DATASET EXCERPTS
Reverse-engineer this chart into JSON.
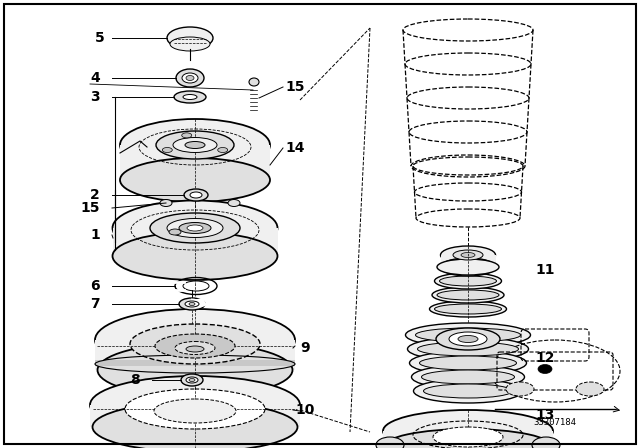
{
  "bg_color": "#ffffff",
  "border_color": "#000000",
  "ref_code": "33307184",
  "number_fontsize": 10,
  "number_fontweight": "bold",
  "number_color": "#000000",
  "line_color": "#000000",
  "fig_w": 6.4,
  "fig_h": 4.48,
  "dpi": 100
}
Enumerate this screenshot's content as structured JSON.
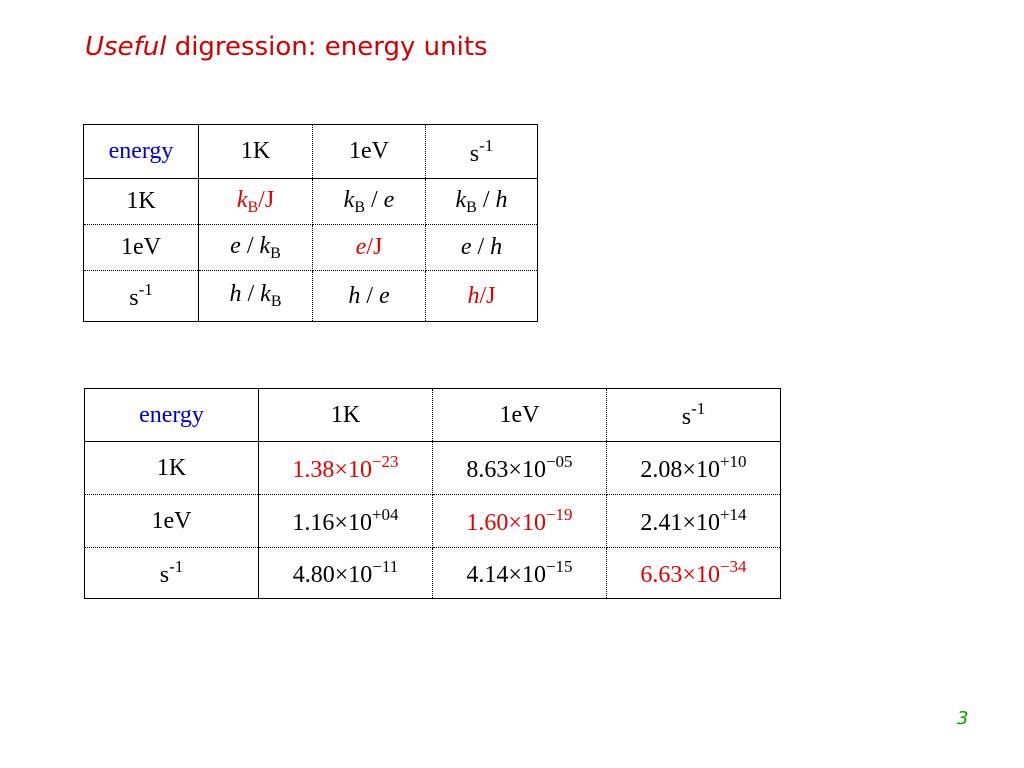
{
  "title": {
    "italic": "Useful",
    "rest": " digression: energy units"
  },
  "table1": {
    "header": [
      [
        "energy"
      ],
      [
        "1K"
      ],
      [
        "1eV"
      ],
      [
        "s",
        "-1"
      ]
    ],
    "rows": [
      [
        [
          "1K"
        ],
        [
          "k",
          "B",
          "/J"
        ],
        [
          "k",
          "B",
          " / ",
          "e"
        ],
        [
          "k",
          "B",
          " / ",
          "h"
        ]
      ],
      [
        [
          "1eV"
        ],
        [
          "e",
          " / ",
          "k",
          "B"
        ],
        [
          "e",
          "/J"
        ],
        [
          "e",
          " / ",
          "h"
        ]
      ],
      [
        [
          "s",
          "-1"
        ],
        [
          "h",
          " / ",
          "k",
          "B"
        ],
        [
          "h",
          " / ",
          "e"
        ],
        [
          "h",
          "/J"
        ]
      ]
    ]
  },
  "table2": {
    "header": [
      [
        "energy"
      ],
      [
        "1K"
      ],
      [
        "1eV"
      ],
      [
        "s",
        "-1"
      ]
    ],
    "rows": [
      [
        [
          "1K"
        ],
        [
          "1.38",
          "×10",
          "−23"
        ],
        [
          "8.63",
          "×10",
          "−05"
        ],
        [
          "2.08",
          "×10",
          "+10"
        ]
      ],
      [
        [
          "1eV"
        ],
        [
          "1.16",
          "×10",
          "+04"
        ],
        [
          "1.60",
          "×10",
          "−19"
        ],
        [
          "2.41",
          "×10",
          "+14"
        ]
      ],
      [
        [
          "s",
          "-1"
        ],
        [
          "4.80",
          "×10",
          "−11"
        ],
        [
          "4.14",
          "×10",
          "−15"
        ],
        [
          "6.63",
          "×10",
          "−34"
        ]
      ]
    ]
  },
  "page_number": "3"
}
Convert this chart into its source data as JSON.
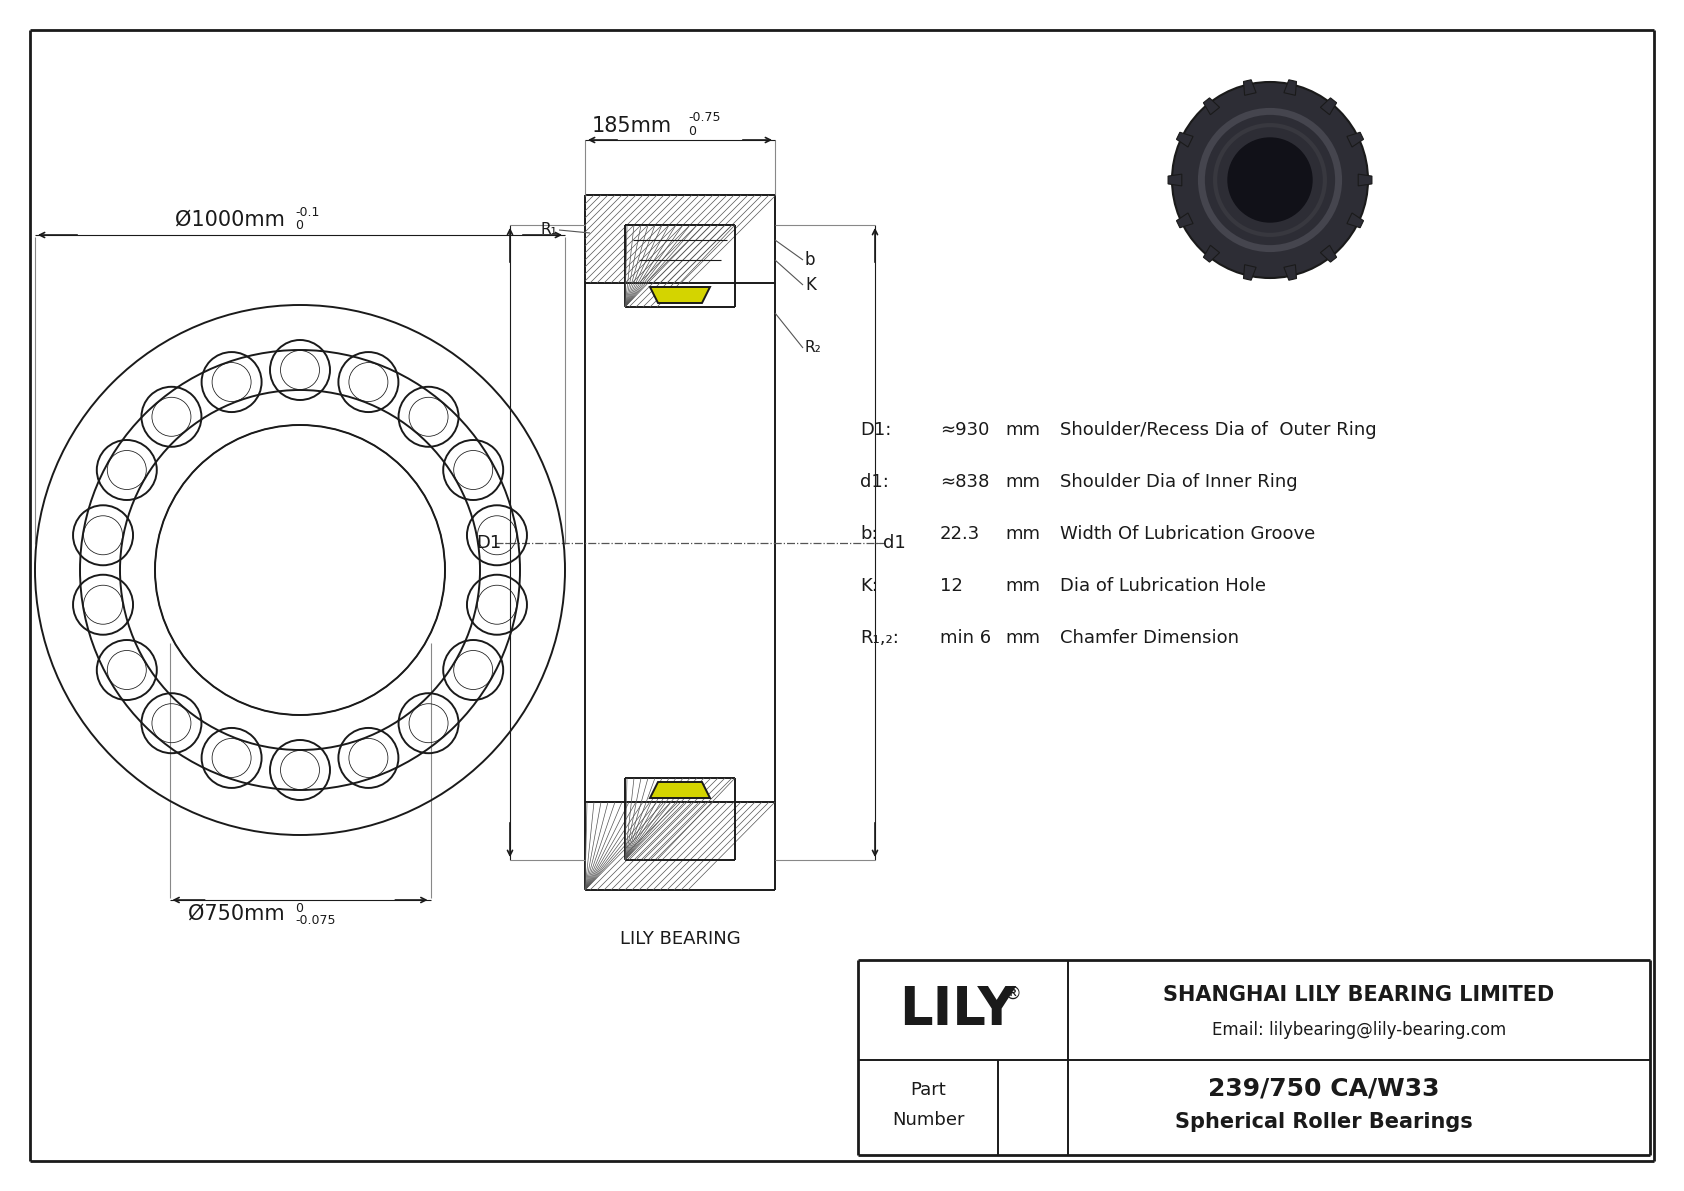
{
  "bg_color": "#ffffff",
  "line_color": "#1a1a1a",
  "outer_dia_label": "Ø1000mm",
  "outer_tol_top": "0",
  "outer_tol_bot": "-0.1",
  "inner_dia_label": "Ø750mm",
  "inner_tol_top": "0",
  "inner_tol_bot": "-0.075",
  "width_label": "185mm",
  "width_tol_top": "0",
  "width_tol_bot": "-0.75",
  "brand_label": "LILY BEARING",
  "b_label": "b",
  "k_label": "K",
  "r1_label": "R₁",
  "r2_label": "R₂",
  "D1_label": "D1",
  "d1_label": "d1",
  "specs": [
    {
      "param": "D1:",
      "value": "≈930",
      "unit": "mm",
      "desc": "Shoulder/Recess Dia of  Outer Ring"
    },
    {
      "param": "d1:",
      "value": "≈838",
      "unit": "mm",
      "desc": "Shoulder Dia of Inner Ring"
    },
    {
      "param": "b:",
      "value": "22.3",
      "unit": "mm",
      "desc": "Width Of Lubrication Groove"
    },
    {
      "param": "K:",
      "value": "12",
      "unit": "mm",
      "desc": "Dia of Lubrication Hole"
    },
    {
      "param": "R₁,₂:",
      "value": "min 6",
      "unit": "mm",
      "desc": "Chamfer Dimension"
    }
  ],
  "title": "LILY",
  "reg_mark": "®",
  "company": "SHANGHAI LILY BEARING LIMITED",
  "email": "Email: lilybearing@lily-bearing.com",
  "part_label_1": "Part",
  "part_label_2": "Number",
  "part_number": "239/750 CA/W33",
  "part_type": "Spherical Roller Bearings"
}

PROBLEM TO WORK ON
Pull out each line of the entries that contains "chart".

RESPONSE
Reverse-engineer this chart into JSON.
Convert this chart into its source data as JSON.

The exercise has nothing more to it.